WORK REQUIRED – Output every line below without omitting or altering anything.

EXTRACTED MATERIAL –
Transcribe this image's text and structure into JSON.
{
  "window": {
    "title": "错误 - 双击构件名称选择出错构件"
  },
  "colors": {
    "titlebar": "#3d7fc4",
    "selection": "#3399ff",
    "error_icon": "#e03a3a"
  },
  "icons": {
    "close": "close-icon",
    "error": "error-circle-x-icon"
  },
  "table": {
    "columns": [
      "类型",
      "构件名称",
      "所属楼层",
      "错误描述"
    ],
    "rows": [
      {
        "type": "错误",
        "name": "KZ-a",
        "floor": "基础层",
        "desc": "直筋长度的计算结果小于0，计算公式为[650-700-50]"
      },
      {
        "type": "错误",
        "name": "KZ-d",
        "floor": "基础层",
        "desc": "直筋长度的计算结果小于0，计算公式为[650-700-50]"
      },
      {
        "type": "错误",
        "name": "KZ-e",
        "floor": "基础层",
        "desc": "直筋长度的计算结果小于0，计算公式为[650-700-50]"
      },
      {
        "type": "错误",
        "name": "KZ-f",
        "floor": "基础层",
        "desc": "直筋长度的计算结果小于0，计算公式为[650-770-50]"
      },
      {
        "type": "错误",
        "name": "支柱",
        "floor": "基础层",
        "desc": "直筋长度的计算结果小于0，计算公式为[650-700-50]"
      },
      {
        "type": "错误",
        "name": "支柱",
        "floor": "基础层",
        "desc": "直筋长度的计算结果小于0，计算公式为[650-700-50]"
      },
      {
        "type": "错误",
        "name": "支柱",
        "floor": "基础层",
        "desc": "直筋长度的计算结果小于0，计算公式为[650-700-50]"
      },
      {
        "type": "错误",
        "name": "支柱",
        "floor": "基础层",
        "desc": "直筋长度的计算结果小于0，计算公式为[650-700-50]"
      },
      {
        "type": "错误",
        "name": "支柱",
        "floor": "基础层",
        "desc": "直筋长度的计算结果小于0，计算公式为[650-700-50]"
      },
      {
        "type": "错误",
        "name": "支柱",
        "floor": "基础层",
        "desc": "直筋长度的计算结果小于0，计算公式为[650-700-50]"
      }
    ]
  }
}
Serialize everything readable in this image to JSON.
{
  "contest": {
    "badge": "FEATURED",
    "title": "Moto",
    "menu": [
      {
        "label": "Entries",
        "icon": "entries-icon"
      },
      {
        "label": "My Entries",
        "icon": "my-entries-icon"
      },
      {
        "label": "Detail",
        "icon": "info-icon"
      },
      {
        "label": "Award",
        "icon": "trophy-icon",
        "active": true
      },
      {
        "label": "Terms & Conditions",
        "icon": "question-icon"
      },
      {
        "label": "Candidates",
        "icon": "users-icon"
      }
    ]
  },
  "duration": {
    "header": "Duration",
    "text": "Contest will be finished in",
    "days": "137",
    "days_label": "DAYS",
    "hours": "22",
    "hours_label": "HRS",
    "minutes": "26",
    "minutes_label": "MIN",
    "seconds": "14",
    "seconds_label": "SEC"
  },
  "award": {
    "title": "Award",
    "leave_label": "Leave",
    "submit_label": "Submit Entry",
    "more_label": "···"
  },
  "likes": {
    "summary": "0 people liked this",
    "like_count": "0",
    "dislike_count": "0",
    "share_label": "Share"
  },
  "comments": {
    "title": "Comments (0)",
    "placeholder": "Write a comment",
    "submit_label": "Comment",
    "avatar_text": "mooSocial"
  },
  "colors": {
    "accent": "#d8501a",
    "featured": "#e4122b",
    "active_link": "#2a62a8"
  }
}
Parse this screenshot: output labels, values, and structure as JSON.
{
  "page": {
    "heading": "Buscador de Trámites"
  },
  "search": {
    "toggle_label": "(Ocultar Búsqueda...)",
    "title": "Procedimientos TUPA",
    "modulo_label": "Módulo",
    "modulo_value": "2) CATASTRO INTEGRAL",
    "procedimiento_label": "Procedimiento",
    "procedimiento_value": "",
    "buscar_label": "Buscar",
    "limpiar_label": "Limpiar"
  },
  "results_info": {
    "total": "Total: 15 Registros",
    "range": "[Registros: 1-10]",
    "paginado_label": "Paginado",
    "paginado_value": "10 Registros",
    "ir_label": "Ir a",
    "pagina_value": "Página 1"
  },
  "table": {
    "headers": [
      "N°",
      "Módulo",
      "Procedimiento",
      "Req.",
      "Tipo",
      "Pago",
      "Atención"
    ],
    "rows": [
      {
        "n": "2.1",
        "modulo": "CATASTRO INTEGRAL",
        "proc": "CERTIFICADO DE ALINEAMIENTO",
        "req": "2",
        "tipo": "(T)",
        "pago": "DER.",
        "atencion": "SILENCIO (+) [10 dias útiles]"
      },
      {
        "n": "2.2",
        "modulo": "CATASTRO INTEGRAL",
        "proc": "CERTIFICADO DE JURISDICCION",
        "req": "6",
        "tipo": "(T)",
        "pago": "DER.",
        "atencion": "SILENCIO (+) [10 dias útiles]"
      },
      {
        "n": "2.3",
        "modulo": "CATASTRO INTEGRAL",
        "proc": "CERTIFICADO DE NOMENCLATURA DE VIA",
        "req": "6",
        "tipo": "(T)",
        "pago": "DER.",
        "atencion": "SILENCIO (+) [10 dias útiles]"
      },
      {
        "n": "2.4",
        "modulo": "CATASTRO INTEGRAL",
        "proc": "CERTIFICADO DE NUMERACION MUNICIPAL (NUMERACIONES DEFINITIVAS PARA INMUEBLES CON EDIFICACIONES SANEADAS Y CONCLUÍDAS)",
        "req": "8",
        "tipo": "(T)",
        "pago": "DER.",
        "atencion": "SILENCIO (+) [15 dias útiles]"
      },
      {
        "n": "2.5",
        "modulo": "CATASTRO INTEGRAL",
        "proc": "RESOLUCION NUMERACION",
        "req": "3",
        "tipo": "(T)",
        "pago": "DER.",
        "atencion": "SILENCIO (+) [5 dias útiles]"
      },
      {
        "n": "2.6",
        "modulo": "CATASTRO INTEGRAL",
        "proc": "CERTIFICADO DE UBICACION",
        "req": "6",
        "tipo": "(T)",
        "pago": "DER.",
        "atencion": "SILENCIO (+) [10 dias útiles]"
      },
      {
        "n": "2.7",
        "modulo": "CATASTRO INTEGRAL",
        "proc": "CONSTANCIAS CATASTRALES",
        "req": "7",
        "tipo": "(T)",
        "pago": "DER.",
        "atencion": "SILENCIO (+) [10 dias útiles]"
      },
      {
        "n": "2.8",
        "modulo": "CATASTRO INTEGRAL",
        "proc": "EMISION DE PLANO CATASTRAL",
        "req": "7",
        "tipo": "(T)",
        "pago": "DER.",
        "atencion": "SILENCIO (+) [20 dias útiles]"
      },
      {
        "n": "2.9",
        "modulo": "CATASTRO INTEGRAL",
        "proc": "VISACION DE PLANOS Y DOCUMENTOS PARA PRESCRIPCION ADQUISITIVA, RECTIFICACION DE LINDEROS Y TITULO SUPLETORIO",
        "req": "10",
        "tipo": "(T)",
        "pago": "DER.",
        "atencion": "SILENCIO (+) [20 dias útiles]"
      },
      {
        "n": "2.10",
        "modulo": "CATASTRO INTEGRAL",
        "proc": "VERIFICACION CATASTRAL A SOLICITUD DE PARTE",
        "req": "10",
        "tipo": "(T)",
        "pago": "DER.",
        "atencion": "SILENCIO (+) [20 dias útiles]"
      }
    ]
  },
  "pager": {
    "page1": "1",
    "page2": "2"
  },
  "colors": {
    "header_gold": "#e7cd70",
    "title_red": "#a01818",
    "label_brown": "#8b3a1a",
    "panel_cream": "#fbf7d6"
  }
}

ANSWER IN FULL –
Transcribe this image's text and structure into JSON.
{
  "window": {
    "title": "错误 - 双击构件名称选择出错构件"
  },
  "colors": {
    "titlebar": "#3d7fc4",
    "selection": "#3399ff",
    "error_icon": "#e03a3a"
  },
  "icons": {
    "close": "close-icon",
    "error": "error-circle-x-icon"
  },
  "table": {
    "columns": [
      "类型",
      "构件名称",
      "所属楼层",
      "错误描述"
    ],
    "rows": [
      {
        "type": "错误",
        "name": "KZ-a",
        "floor": "基础层",
        "desc": "直筋长度的计算结果小于0，计算公式为[650-700-50]"
      },
      {
        "type": "错误",
        "name": "KZ-d",
        "floor": "基础层",
        "desc": "直筋长度的计算结果小于0，计算公式为[650-700-50]"
      },
      {
        "type": "错误",
        "name": "KZ-e",
        "floor": "基础层",
        "desc": "直筋长度的计算结果小于0，计算公式为[650-700-50]"
      },
      {
        "type": "错误",
        "name": "KZ-f",
        "floor": "基础层",
        "desc": "直筋长度的计算结果小于0，计算公式为[650-770-50]"
      },
      {
        "type": "错误",
        "name": "支柱",
        "floor": "基础层",
        "desc": "直筋长度的计算结果小于0，计算公式为[650-700-50]"
      },
      {
        "type": "错误",
        "name": "支柱",
        "floor": "基础层",
        "desc": "直筋长度的计算结果小于0，计算公式为[650-700-50]"
      },
      {
        "type": "错误",
        "name": "支柱",
        "floor": "基础层",
        "desc": "直筋长度的计算结果小于0，计算公式为[650-700-50]"
      },
      {
        "type": "错误",
        "name": "支柱",
        "floor": "基础层",
        "desc": "直筋长度的计算结果小于0，计算公式为[650-700-50]"
      },
      {
        "type": "错误",
        "name": "支柱",
        "floor": "基础层",
        "desc": "直筋长度的计算结果小于0，计算公式为[650-700-50]"
      },
      {
        "type": "错误",
        "name": "支柱",
        "floor": "基础层",
        "desc": "直筋长度的计算结果小于0，计算公式为[650-700-50]"
      }
    ]
  }
}
Serialize everything readable in this image to JSON.
{
  "contest": {
    "badge": "FEATURED",
    "title": "Moto",
    "menu": [
      {
        "label": "Entries",
        "icon": "entries-icon"
      },
      {
        "label": "My Entries",
        "icon": "my-entries-icon"
      },
      {
        "label": "Detail",
        "icon": "info-icon"
      },
      {
        "label": "Award",
        "icon": "trophy-icon",
        "active": true
      },
      {
        "label": "Terms & Conditions",
        "icon": "question-icon"
      },
      {
        "label": "Candidates",
        "icon": "users-icon"
      }
    ]
  },
  "duration": {
    "header": "Duration",
    "text": "Contest will be finished in",
    "days": "137",
    "days_label": "DAYS",
    "hours": "22",
    "hours_label": "HRS",
    "minutes": "26",
    "minutes_label": "MIN",
    "seconds": "14",
    "seconds_label": "SEC"
  },
  "award": {
    "title": "Award",
    "leave_label": "Leave",
    "submit_label": "Submit Entry",
    "more_label": "···"
  },
  "likes": {
    "summary": "0 people liked this",
    "like_count": "0",
    "dislike_count": "0",
    "share_label": "Share"
  },
  "comments": {
    "title": "Comments (0)",
    "placeholder": "Write a comment",
    "submit_label": "Comment",
    "avatar_text": "mooSocial"
  },
  "colors": {
    "accent": "#d8501a",
    "featured": "#e4122b",
    "active_link": "#2a62a8"
  }
}
Parse this screenshot: output labels, values, and structure as JSON.
{
  "page": {
    "heading": "Buscador de Trámites"
  },
  "search": {
    "toggle_label": "(Ocultar Búsqueda...)",
    "title": "Procedimientos TUPA",
    "modulo_label": "Módulo",
    "modulo_value": "2) CATASTRO INTEGRAL",
    "procedimiento_label": "Procedimiento",
    "procedimiento_value": "",
    "buscar_label": "Buscar",
    "limpiar_label": "Limpiar"
  },
  "results_info": {
    "total": "Total: 15 Registros",
    "range": "[Registros: 1-10]",
    "paginado_label": "Paginado",
    "paginado_value": "10 Registros",
    "ir_label": "Ir a",
    "pagina_value": "Página 1"
  },
  "table": {
    "headers": [
      "N°",
      "Módulo",
      "Procedimiento",
      "Req.",
      "Tipo",
      "Pago",
      "Atención"
    ],
    "rows": [
      {
        "n": "2.1",
        "modulo": "CATASTRO INTEGRAL",
        "proc": "CERTIFICADO DE ALINEAMIENTO",
        "req": "2",
        "tipo": "(T)",
        "pago": "DER.",
        "atencion": "SILENCIO (+) [10 dias útiles]"
      },
      {
        "n": "2.2",
        "modulo": "CATASTRO INTEGRAL",
        "proc": "CERTIFICADO DE JURISDICCION",
        "req": "6",
        "tipo": "(T)",
        "pago": "DER.",
        "atencion": "SILENCIO (+) [10 dias útiles]"
      },
      {
        "n": "2.3",
        "modulo": "CATASTRO INTEGRAL",
        "proc": "CERTIFICADO DE NOMENCLATURA DE VIA",
        "req": "6",
        "tipo": "(T)",
        "pago": "DER.",
        "atencion": "SILENCIO (+) [10 dias útiles]"
      },
      {
        "n": "2.4",
        "modulo": "CATASTRO INTEGRAL",
        "proc": "CERTIFICADO DE NUMERACION MUNICIPAL (NUMERACIONES DEFINITIVAS PARA INMUEBLES CON EDIFICACIONES SANEADAS Y CONCLUÍDAS)",
        "req": "8",
        "tipo": "(T)",
        "pago": "DER.",
        "atencion": "SILENCIO (+) [15 dias útiles]"
      },
      {
        "n": "2.5",
        "modulo": "CATASTRO INTEGRAL",
        "proc": "RESOLUCION NUMERACION",
        "req": "3",
        "tipo": "(T)",
        "pago": "DER.",
        "atencion": "SILENCIO (+) [5 dias útiles]"
      },
      {
        "n": "2.6",
        "modulo": "CATASTRO INTEGRAL",
        "proc": "CERTIFICADO DE UBICACION",
        "req": "6",
        "tipo": "(T)",
        "pago": "DER.",
        "atencion": "SILENCIO (+) [10 dias útiles]"
      },
      {
        "n": "2.7",
        "modulo": "CATASTRO INTEGRAL",
        "proc": "CONSTANCIAS CATASTRALES",
        "req": "7",
        "tipo": "(T)",
        "pago": "DER.",
        "atencion": "SILENCIO (+) [10 dias útiles]"
      },
      {
        "n": "2.8",
        "modulo": "CATASTRO INTEGRAL",
        "proc": "EMISION DE PLANO CATASTRAL",
        "req": "7",
        "tipo": "(T)",
        "pago": "DER.",
        "atencion": "SILENCIO (+) [20 dias útiles]"
      },
      {
        "n": "2.9",
        "modulo": "CATASTRO INTEGRAL",
        "proc": "VISACION DE PLANOS Y DOCUMENTOS PARA PRESCRIPCION ADQUISITIVA, RECTIFICACION DE LINDEROS Y TITULO SUPLETORIO",
        "req": "10",
        "tipo": "(T)",
        "pago": "DER.",
        "atencion": "SILENCIO (+) [20 dias útiles]"
      },
      {
        "n": "2.10",
        "modulo": "CATASTRO INTEGRAL",
        "proc": "VERIFICACION CATASTRAL A SOLICITUD DE PARTE",
        "req": "10",
        "tipo": "(T)",
        "pago": "DER.",
        "atencion": "SILENCIO (+) [20 dias útiles]"
      }
    ]
  },
  "pager": {
    "page1": "1",
    "page2": "2"
  },
  "colors": {
    "header_gold": "#e7cd70",
    "title_red": "#a01818",
    "label_brown": "#8b3a1a",
    "panel_cream": "#fbf7d6"
  }
}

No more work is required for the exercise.